TASK GOAL. Search the listing below for the string "information" and show each line that contains it.

╭──

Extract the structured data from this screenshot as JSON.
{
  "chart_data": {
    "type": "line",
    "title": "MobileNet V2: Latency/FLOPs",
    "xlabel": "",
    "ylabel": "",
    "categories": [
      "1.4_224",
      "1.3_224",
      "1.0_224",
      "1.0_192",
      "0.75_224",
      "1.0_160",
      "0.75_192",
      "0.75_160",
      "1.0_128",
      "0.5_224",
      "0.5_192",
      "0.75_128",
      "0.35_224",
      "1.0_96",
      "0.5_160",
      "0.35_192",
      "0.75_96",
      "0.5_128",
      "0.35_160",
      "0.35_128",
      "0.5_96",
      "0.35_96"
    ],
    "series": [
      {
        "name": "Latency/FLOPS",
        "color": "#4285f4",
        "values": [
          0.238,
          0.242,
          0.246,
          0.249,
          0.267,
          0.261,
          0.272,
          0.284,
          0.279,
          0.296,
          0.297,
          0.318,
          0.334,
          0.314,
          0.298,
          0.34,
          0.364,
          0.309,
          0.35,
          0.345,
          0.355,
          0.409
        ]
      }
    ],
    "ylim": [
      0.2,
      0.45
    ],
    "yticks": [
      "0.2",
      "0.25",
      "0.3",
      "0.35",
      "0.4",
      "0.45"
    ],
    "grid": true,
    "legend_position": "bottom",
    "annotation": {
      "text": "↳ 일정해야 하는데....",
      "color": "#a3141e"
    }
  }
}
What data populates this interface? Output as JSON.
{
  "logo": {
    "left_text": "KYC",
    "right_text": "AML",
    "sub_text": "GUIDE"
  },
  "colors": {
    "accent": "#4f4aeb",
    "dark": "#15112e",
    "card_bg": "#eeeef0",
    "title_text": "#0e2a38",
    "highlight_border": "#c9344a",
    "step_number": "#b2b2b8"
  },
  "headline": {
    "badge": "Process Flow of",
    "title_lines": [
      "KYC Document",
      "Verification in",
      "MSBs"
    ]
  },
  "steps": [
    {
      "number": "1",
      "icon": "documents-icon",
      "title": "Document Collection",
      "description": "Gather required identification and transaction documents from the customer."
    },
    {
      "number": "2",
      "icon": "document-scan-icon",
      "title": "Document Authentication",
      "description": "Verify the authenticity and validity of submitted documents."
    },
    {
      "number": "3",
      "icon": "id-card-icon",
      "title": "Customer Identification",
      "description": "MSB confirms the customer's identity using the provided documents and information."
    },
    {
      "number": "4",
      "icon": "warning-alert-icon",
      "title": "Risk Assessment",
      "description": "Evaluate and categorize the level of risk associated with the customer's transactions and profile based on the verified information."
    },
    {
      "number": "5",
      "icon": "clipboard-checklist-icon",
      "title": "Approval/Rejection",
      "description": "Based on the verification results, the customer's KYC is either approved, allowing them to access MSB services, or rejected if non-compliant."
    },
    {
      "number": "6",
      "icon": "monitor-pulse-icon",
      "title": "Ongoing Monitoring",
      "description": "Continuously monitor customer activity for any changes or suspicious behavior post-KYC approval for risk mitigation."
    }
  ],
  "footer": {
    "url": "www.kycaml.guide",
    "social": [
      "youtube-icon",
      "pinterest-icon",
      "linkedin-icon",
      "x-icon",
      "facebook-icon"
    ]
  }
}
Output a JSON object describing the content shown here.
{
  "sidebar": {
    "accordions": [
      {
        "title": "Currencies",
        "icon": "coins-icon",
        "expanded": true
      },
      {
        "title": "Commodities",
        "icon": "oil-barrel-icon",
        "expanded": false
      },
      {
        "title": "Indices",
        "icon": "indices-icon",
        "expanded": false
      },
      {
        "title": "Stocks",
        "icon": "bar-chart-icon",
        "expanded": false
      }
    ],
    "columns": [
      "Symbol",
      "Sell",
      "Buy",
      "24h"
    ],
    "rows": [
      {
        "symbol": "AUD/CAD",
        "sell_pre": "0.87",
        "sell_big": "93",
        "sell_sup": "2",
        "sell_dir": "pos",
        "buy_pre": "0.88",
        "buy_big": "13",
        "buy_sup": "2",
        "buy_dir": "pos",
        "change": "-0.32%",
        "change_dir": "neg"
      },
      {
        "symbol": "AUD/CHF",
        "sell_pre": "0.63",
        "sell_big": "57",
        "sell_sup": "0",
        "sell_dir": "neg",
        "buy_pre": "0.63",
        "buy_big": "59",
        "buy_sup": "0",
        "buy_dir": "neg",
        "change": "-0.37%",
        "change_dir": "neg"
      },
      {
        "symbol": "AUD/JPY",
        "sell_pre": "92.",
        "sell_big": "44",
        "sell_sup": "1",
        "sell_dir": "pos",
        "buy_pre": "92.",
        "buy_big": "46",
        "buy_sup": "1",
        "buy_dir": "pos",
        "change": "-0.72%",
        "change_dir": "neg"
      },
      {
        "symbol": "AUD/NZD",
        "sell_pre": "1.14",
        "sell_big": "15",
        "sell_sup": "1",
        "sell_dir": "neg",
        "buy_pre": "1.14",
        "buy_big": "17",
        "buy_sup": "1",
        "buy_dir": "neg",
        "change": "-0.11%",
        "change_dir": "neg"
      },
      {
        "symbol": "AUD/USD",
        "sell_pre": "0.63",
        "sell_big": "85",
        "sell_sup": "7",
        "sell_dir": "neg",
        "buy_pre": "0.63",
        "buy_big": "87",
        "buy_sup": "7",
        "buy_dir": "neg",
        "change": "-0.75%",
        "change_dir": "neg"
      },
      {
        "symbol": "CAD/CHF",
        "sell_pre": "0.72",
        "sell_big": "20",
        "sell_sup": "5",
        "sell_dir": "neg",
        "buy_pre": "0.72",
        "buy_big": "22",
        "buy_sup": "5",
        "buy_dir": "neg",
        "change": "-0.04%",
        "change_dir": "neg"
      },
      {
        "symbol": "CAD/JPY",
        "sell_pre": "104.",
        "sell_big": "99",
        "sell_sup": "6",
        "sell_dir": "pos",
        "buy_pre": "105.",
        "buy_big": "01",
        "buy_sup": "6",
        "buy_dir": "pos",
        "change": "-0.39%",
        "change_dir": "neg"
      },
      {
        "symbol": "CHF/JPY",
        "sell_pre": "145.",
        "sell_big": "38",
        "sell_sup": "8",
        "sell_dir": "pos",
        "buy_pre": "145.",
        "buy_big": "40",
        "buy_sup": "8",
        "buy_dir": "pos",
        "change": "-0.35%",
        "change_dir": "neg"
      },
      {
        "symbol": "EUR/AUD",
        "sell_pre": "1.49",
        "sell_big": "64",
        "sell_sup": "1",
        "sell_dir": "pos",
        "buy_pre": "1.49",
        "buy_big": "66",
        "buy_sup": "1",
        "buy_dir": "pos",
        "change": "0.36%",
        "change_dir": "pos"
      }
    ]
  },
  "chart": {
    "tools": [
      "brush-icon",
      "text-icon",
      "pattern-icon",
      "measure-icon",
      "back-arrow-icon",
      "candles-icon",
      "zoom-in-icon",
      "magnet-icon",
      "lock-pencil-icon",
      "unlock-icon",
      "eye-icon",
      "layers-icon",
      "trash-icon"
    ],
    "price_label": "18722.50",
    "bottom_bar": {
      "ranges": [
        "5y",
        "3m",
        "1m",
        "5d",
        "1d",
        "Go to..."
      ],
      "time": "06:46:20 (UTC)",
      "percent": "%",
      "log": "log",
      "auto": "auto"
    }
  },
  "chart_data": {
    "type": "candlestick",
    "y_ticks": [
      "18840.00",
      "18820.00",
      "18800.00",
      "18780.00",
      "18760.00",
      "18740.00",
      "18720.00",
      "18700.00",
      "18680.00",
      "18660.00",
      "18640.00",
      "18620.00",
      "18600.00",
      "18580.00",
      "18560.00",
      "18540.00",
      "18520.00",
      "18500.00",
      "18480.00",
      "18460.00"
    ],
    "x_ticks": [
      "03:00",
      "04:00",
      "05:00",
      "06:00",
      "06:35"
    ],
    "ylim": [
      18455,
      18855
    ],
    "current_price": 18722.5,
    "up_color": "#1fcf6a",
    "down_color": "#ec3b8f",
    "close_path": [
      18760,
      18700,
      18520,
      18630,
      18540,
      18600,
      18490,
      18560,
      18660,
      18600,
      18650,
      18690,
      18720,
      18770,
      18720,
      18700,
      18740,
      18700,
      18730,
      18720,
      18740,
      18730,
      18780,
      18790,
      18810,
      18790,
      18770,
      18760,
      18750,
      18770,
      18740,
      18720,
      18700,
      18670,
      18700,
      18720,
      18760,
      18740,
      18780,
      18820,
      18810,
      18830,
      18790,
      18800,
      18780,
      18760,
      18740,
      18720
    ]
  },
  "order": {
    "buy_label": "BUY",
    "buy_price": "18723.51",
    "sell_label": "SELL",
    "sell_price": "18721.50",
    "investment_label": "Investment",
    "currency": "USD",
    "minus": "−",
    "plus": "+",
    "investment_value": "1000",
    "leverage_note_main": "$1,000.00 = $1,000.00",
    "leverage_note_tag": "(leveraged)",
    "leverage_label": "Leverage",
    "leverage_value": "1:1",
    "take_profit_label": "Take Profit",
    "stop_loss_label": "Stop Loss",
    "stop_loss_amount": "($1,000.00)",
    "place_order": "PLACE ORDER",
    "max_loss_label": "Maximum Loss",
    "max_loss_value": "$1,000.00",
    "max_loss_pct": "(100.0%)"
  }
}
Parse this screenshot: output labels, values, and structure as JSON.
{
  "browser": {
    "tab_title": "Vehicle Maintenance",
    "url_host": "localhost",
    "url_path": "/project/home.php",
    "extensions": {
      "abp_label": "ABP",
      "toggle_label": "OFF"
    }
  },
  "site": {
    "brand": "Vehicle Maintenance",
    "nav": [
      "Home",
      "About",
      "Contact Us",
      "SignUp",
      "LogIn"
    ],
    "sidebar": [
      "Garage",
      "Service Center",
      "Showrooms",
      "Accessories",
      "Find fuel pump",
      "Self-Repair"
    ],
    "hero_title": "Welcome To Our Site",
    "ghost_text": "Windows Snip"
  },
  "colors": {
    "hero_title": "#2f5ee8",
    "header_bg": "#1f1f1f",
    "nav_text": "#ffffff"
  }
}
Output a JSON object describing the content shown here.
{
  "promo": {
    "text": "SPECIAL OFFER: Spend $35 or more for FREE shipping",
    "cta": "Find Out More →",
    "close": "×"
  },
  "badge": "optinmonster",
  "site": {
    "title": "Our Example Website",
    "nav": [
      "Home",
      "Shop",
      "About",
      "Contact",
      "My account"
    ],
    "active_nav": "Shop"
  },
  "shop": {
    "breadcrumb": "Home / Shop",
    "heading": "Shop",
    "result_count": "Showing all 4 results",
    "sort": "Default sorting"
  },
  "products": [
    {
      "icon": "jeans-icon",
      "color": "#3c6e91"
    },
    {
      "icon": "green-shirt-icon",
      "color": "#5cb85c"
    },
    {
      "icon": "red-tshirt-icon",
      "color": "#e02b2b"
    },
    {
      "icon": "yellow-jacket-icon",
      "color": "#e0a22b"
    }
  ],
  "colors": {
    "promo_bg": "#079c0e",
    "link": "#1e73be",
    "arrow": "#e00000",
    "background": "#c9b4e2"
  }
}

╰──

THE RESPONSE.
      "description": "MSB confirms the customer's identity using the provided documents and information."
      "description": "Evaluate and categorize the level of risk associated with the customer's transactions and profile based on the verified information."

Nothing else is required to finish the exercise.